>> begin EXERCISE INPUTS

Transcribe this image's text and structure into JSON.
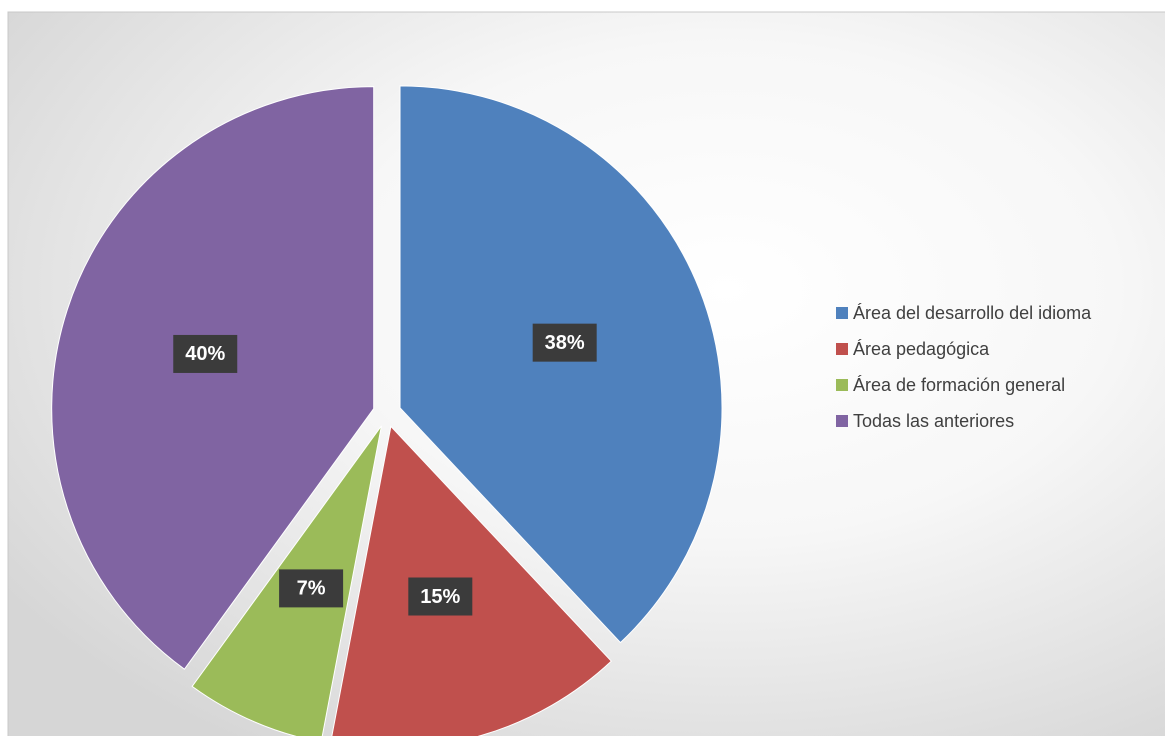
{
  "chart_data": {
    "type": "pie",
    "categories": [
      "Área del desarrollo del idioma",
      "Área pedagógica",
      "Área de formación general",
      "Todas las anteriores"
    ],
    "values": [
      38,
      15,
      7,
      40
    ],
    "value_labels": [
      "38%",
      "15%",
      "7%",
      "40%"
    ],
    "colors": [
      "#4f81bd",
      "#c0504d",
      "#9bbb59",
      "#8064a2"
    ],
    "legend": "right"
  }
}
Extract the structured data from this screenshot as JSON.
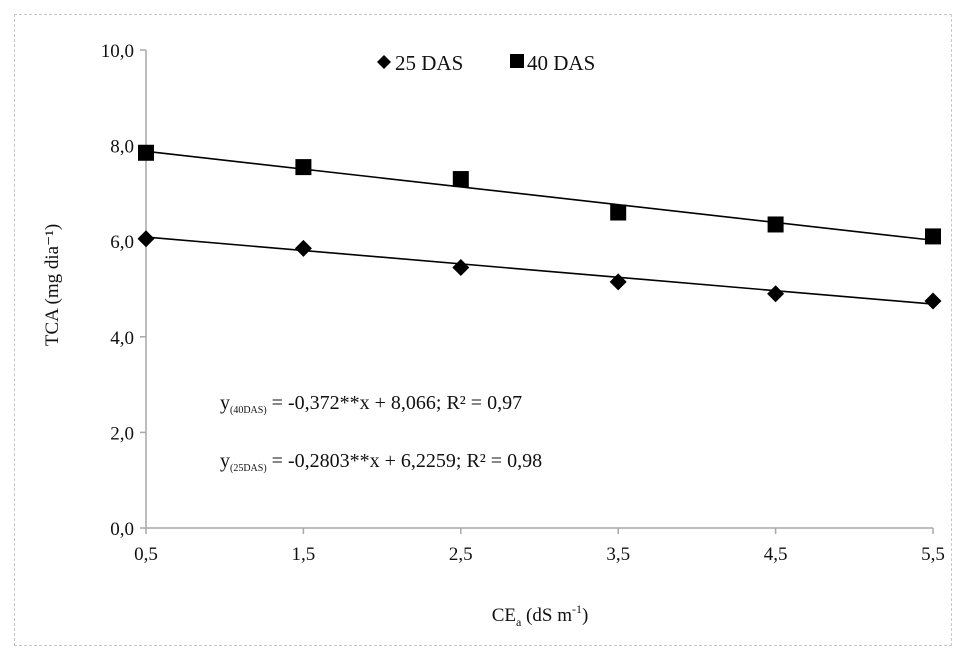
{
  "chart_data": {
    "type": "scatter",
    "x": [
      0.5,
      1.5,
      2.5,
      3.5,
      4.5,
      5.5
    ],
    "x_tick_labels": [
      "0,5",
      "1,5",
      "2,5",
      "3,5",
      "4,5",
      "5,5"
    ],
    "y_tick_values": [
      0,
      2,
      4,
      6,
      8,
      10
    ],
    "y_tick_labels": [
      "0,0",
      "2,0",
      "4,0",
      "6,0",
      "8,0",
      "10,0"
    ],
    "ylim": [
      0,
      10
    ],
    "xlim": [
      0.5,
      5.5
    ],
    "xlabel": {
      "main": "CE",
      "sub": "a",
      "rest": " (dS m",
      "sup": "-1",
      "end": ")"
    },
    "ylabel": "TCA (mg dia⁻¹)",
    "grid": false,
    "legend_position": "top",
    "series": [
      {
        "name": "25 DAS",
        "marker": "diamond",
        "values": [
          6.05,
          5.85,
          5.45,
          5.15,
          4.9,
          4.75
        ],
        "trendline": {
          "slope": -0.2803,
          "intercept": 6.2259
        },
        "equation": {
          "prefix": "y",
          "sub": "(25DAS)",
          "text": " = -0,2803**x + 6,2259; R² = 0,98"
        }
      },
      {
        "name": "40 DAS",
        "marker": "square",
        "values": [
          7.85,
          7.55,
          7.3,
          6.6,
          6.35,
          6.1
        ],
        "trendline": {
          "slope": -0.372,
          "intercept": 8.066
        },
        "equation": {
          "prefix": "y",
          "sub": "(40DAS)",
          "text": " = -0,372**x + 8,066; R² = 0,97"
        }
      }
    ],
    "colors": {
      "axis": "#a8a8a8",
      "marker": "#000000",
      "line": "#000000"
    }
  }
}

>> end EXERCISE INPUTS

§ **TASK DETAILS**
Retype the data above exactly; pictures are not part of the copy.

§ **TASK RESPONSE**
Transcribe this image's text and structure into JSON.
{
  "chart_data": {
    "type": "pie",
    "categories": [
      "Área del desarrollo del idioma",
      "Área pedagógica",
      "Área de formación general",
      "Todas las anteriores"
    ],
    "values": [
      38,
      15,
      7,
      40
    ],
    "value_labels": [
      "38%",
      "15%",
      "7%",
      "40%"
    ],
    "colors": [
      "#4f81bd",
      "#c0504d",
      "#9bbb59",
      "#8064a2"
    ],
    "legend": "right"
  }
}
Extract the structured data from this screenshot as JSON.
{
  "chart_data": {
    "type": "scatter",
    "x": [
      0.5,
      1.5,
      2.5,
      3.5,
      4.5,
      5.5
    ],
    "x_tick_labels": [
      "0,5",
      "1,5",
      "2,5",
      "3,5",
      "4,5",
      "5,5"
    ],
    "y_tick_values": [
      0,
      2,
      4,
      6,
      8,
      10
    ],
    "y_tick_labels": [
      "0,0",
      "2,0",
      "4,0",
      "6,0",
      "8,0",
      "10,0"
    ],
    "ylim": [
      0,
      10
    ],
    "xlim": [
      0.5,
      5.5
    ],
    "xlabel": {
      "main": "CE",
      "sub": "a",
      "rest": " (dS m",
      "sup": "-1",
      "end": ")"
    },
    "ylabel": "TCA (mg dia⁻¹)",
    "grid": false,
    "legend_position": "top",
    "series": [
      {
        "name": "25 DAS",
        "marker": "diamond",
        "values": [
          6.05,
          5.85,
          5.45,
          5.15,
          4.9,
          4.75
        ],
        "trendline": {
          "slope": -0.2803,
          "intercept": 6.2259
        },
        "equation": {
          "prefix": "y",
          "sub": "(25DAS)",
          "text": " = -0,2803**x + 6,2259; R² = 0,98"
        }
      },
      {
        "name": "40 DAS",
        "marker": "square",
        "values": [
          7.85,
          7.55,
          7.3,
          6.6,
          6.35,
          6.1
        ],
        "trendline": {
          "slope": -0.372,
          "intercept": 8.066
        },
        "equation": {
          "prefix": "y",
          "sub": "(40DAS)",
          "text": " = -0,372**x + 8,066; R² = 0,97"
        }
      }
    ],
    "colors": {
      "axis": "#a8a8a8",
      "marker": "#000000",
      "line": "#000000"
    }
  }
}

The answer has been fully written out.